**STATED PROBLEM**
Copy all lines below exactly as written. Leave pictures out.

**MATERIAL SUPPLIED**
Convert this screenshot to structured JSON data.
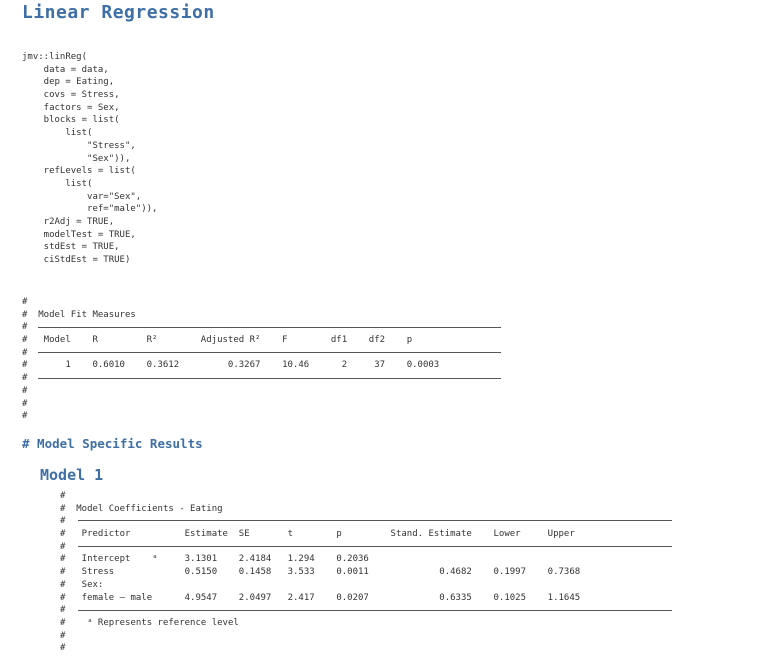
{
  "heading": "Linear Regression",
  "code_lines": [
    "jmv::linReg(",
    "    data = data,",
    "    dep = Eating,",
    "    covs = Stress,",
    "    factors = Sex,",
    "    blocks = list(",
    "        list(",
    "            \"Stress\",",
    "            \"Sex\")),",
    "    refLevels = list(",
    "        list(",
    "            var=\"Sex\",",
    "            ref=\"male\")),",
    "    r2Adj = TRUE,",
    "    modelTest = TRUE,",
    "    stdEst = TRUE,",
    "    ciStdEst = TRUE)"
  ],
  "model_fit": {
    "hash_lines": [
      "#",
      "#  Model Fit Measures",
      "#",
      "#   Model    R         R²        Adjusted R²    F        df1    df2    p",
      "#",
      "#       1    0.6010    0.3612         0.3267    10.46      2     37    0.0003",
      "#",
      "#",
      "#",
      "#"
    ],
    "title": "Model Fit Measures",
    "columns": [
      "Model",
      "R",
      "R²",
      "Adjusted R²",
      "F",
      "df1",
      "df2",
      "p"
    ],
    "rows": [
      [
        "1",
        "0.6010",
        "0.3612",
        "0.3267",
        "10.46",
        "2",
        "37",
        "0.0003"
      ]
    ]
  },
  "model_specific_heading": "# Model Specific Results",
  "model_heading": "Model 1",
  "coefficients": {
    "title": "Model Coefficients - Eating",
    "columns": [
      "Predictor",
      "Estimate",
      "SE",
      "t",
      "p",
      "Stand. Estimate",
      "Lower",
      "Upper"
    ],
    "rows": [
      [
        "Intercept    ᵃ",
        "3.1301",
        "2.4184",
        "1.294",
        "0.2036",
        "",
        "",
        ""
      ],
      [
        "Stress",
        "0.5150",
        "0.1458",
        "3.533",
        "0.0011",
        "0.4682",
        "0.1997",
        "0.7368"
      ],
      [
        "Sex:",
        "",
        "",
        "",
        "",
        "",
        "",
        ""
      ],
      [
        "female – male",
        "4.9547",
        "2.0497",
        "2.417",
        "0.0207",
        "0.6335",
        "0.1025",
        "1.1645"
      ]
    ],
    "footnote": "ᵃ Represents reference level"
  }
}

**RESULT**
Convert this screenshot to structured JSON data.
{
  "heading": "Linear Regression",
  "code_lines": [
    "jmv::linReg(",
    "    data = data,",
    "    dep = Eating,",
    "    covs = Stress,",
    "    factors = Sex,",
    "    blocks = list(",
    "        list(",
    "            \"Stress\",",
    "            \"Sex\")),",
    "    refLevels = list(",
    "        list(",
    "            var=\"Sex\",",
    "            ref=\"male\")),",
    "    r2Adj = TRUE,",
    "    modelTest = TRUE,",
    "    stdEst = TRUE,",
    "    ciStdEst = TRUE)"
  ],
  "model_fit": {
    "hash_lines": [
      "#",
      "#  Model Fit Measures",
      "#",
      "#   Model    R         R²        Adjusted R²    F        df1    df2    p",
      "#",
      "#       1    0.6010    0.3612         0.3267    10.46      2     37    0.0003",
      "#",
      "#",
      "#",
      "#"
    ],
    "title": "Model Fit Measures",
    "columns": [
      "Model",
      "R",
      "R²",
      "Adjusted R²",
      "F",
      "df1",
      "df2",
      "p"
    ],
    "rows": [
      [
        "1",
        "0.6010",
        "0.3612",
        "0.3267",
        "10.46",
        "2",
        "37",
        "0.0003"
      ]
    ]
  },
  "model_specific_heading": "# Model Specific Results",
  "model_heading": "Model 1",
  "coefficients": {
    "title": "Model Coefficients - Eating",
    "columns": [
      "Predictor",
      "Estimate",
      "SE",
      "t",
      "p",
      "Stand. Estimate",
      "Lower",
      "Upper"
    ],
    "rows": [
      [
        "Intercept    ᵃ",
        "3.1301",
        "2.4184",
        "1.294",
        "0.2036",
        "",
        "",
        ""
      ],
      [
        "Stress",
        "0.5150",
        "0.1458",
        "3.533",
        "0.0011",
        "0.4682",
        "0.1997",
        "0.7368"
      ],
      [
        "Sex:",
        "",
        "",
        "",
        "",
        "",
        "",
        ""
      ],
      [
        "female – male",
        "4.9547",
        "2.0497",
        "2.417",
        "0.0207",
        "0.6335",
        "0.1025",
        "1.1645"
      ]
    ],
    "footnote": "ᵃ Represents reference level"
  }
}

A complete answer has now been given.